## [Objective]
Wherever the word "frac" turns up in a line of the entries, copy that line.

Source data
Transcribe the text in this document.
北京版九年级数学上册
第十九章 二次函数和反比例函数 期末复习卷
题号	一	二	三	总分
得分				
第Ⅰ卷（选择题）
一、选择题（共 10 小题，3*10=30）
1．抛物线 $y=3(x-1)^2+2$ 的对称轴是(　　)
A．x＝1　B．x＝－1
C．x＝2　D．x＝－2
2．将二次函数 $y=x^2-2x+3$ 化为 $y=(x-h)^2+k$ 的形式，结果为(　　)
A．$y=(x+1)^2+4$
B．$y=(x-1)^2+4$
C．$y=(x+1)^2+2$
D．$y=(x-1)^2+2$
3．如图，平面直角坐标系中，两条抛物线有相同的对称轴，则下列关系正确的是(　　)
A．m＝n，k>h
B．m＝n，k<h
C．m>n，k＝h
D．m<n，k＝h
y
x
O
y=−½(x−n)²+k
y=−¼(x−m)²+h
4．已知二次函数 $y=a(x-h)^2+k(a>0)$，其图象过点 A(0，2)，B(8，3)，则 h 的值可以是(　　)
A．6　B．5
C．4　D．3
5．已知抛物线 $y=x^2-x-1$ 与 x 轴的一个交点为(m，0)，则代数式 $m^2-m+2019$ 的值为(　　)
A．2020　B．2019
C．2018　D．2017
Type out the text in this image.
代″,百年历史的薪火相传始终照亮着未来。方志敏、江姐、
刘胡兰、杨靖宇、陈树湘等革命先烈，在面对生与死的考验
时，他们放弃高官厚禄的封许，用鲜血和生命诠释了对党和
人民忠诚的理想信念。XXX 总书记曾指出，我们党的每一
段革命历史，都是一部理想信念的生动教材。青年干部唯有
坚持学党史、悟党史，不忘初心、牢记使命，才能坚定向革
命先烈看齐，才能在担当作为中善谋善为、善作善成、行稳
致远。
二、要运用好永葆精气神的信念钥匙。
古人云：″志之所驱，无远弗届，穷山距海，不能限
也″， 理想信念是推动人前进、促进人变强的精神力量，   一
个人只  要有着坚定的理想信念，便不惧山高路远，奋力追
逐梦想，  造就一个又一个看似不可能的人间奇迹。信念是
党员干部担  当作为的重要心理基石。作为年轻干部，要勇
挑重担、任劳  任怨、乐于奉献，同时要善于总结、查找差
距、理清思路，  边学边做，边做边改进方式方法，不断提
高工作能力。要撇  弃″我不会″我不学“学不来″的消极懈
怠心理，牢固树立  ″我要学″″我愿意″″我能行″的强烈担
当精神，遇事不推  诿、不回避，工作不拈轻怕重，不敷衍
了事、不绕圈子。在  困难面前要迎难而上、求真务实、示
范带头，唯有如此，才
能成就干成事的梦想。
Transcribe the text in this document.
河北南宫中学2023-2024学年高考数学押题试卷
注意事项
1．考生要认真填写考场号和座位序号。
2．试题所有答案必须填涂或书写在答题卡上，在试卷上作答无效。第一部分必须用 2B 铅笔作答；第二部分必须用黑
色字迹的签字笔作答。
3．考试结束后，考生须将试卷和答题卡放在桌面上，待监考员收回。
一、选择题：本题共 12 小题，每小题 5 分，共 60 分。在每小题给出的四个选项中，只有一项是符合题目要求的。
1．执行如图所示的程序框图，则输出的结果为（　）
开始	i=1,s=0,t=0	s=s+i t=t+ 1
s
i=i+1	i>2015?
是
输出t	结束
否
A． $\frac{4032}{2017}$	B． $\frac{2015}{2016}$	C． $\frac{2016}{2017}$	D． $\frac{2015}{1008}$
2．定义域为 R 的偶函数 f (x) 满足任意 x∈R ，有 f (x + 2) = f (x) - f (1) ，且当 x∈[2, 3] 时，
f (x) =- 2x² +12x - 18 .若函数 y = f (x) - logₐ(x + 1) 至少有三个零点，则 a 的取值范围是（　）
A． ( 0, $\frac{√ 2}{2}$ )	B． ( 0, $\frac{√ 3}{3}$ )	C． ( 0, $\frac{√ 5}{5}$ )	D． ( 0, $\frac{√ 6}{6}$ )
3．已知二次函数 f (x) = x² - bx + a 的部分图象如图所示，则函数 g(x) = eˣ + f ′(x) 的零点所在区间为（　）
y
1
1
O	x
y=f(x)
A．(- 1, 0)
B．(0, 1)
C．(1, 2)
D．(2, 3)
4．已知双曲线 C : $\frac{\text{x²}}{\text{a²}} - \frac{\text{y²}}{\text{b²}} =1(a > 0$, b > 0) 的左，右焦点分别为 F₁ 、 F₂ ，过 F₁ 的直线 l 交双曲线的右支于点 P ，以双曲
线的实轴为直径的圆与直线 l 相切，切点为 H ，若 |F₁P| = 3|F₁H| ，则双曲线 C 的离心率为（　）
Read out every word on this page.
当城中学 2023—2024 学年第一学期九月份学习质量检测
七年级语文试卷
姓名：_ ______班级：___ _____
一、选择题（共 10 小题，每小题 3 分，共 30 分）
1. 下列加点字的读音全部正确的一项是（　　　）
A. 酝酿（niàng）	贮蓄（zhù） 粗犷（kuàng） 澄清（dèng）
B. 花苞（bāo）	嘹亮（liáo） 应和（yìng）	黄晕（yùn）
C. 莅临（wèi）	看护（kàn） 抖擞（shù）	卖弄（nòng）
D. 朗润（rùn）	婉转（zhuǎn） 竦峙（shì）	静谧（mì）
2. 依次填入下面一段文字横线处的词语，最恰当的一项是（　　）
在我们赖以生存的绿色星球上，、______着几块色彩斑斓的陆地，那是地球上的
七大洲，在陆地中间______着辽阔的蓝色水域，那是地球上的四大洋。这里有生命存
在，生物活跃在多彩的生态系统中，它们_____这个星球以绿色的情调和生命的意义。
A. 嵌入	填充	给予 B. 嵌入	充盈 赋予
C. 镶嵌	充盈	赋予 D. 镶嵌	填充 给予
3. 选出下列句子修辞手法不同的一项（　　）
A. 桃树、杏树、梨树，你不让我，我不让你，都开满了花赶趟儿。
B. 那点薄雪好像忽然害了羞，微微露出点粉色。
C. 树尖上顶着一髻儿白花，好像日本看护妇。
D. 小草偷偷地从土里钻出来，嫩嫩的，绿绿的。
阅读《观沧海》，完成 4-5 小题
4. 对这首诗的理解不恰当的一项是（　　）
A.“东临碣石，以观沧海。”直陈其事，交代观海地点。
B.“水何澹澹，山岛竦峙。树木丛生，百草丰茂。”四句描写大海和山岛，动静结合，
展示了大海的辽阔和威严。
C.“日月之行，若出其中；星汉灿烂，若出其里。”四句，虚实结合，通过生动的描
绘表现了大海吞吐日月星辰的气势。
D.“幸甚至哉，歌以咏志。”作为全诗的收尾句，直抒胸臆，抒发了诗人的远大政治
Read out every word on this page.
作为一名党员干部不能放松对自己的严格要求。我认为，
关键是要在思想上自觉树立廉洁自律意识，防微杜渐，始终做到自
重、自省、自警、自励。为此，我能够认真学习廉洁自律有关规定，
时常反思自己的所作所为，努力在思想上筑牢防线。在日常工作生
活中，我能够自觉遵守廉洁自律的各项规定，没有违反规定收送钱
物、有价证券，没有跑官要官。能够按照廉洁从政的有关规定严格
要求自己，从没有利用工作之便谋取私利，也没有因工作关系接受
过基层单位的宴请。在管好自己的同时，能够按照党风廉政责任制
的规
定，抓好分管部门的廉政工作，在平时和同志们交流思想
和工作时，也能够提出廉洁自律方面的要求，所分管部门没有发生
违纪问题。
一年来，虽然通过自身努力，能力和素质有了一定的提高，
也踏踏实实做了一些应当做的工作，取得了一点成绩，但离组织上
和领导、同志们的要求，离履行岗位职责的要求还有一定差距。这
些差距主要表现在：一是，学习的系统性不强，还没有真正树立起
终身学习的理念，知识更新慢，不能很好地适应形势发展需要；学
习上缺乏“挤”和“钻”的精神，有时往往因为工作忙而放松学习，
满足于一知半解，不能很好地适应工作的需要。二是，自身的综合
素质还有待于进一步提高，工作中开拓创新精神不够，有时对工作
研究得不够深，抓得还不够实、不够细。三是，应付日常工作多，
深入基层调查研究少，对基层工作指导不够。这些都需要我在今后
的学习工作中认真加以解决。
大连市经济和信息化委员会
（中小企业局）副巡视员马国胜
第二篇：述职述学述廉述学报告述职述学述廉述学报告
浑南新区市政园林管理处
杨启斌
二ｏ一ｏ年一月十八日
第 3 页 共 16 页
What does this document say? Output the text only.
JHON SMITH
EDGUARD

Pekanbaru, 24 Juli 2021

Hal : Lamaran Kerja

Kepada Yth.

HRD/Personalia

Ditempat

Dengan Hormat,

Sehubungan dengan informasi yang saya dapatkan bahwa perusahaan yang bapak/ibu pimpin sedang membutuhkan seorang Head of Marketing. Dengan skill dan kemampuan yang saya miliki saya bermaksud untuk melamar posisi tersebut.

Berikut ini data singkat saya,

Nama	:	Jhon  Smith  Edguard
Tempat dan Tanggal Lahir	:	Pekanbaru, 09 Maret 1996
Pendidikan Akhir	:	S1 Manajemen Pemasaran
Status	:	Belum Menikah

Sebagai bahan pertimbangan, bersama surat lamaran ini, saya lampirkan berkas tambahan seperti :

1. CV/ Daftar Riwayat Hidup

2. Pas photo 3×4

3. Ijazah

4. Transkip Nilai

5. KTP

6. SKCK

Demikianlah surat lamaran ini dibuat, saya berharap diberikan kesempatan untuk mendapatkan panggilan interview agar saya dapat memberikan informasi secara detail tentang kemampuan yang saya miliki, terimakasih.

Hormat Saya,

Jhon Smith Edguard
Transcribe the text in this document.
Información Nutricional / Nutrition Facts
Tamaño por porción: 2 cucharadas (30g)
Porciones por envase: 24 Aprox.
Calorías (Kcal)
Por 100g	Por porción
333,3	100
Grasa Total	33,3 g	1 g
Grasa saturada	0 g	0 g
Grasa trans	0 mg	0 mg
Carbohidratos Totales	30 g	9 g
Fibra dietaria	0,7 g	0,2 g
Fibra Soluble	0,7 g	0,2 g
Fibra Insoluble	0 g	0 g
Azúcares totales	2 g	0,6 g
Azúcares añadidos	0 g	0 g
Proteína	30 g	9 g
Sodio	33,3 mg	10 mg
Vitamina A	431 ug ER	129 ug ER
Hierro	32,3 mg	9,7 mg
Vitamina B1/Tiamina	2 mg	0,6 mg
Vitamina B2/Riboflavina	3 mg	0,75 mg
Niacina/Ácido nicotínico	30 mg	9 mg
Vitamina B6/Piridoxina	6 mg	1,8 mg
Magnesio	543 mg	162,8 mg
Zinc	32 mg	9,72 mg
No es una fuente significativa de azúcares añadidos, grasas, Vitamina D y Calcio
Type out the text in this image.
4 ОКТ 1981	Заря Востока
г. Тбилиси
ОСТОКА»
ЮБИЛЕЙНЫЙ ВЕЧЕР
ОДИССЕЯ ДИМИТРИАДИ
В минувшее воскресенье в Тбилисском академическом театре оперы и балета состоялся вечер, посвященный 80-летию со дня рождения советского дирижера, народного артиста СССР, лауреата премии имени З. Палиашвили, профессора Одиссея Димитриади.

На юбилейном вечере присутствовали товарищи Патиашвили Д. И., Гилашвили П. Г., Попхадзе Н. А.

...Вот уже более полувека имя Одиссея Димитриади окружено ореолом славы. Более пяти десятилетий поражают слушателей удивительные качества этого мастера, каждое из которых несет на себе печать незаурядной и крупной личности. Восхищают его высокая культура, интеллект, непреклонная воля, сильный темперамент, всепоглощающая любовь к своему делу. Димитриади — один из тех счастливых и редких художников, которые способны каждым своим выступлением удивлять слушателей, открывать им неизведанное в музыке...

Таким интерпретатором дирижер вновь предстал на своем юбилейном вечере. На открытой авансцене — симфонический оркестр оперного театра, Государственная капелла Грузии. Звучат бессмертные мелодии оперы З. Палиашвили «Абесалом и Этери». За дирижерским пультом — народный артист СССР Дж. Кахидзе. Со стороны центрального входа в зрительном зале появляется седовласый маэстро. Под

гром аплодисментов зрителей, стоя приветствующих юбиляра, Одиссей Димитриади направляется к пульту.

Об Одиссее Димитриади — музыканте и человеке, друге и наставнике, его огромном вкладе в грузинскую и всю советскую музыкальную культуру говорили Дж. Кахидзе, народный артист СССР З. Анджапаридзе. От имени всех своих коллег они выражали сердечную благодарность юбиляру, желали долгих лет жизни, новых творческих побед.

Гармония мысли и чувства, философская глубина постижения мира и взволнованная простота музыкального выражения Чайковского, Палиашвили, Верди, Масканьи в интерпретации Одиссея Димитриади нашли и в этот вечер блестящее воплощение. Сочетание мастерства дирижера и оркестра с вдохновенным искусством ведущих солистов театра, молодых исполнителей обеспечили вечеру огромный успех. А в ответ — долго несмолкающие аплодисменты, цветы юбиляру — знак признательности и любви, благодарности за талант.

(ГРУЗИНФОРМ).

## [Response to the task]
A． $\frac{4032}{2017}$	B． $\frac{2015}{2016}$	C． $\frac{2016}{2017}$	D． $\frac{2015}{1008}$
A． ( 0, $\frac{√ 2}{2}$ )	B． ( 0, $\frac{√ 3}{3}$ )	C． ( 0, $\frac{√ 5}{5}$ )	D． ( 0, $\frac{√ 6}{6}$ )
4．已知双曲线 C : $\frac{\text{x²}}{\text{a²}} - \frac{\text{y²}}{\text{b²}} =1(a > 0$, b > 0) 的左，右焦点分别为 F₁ 、 F₂ ，过 F₁ 的直线 l 交双曲线的右支于点 P ，以双曲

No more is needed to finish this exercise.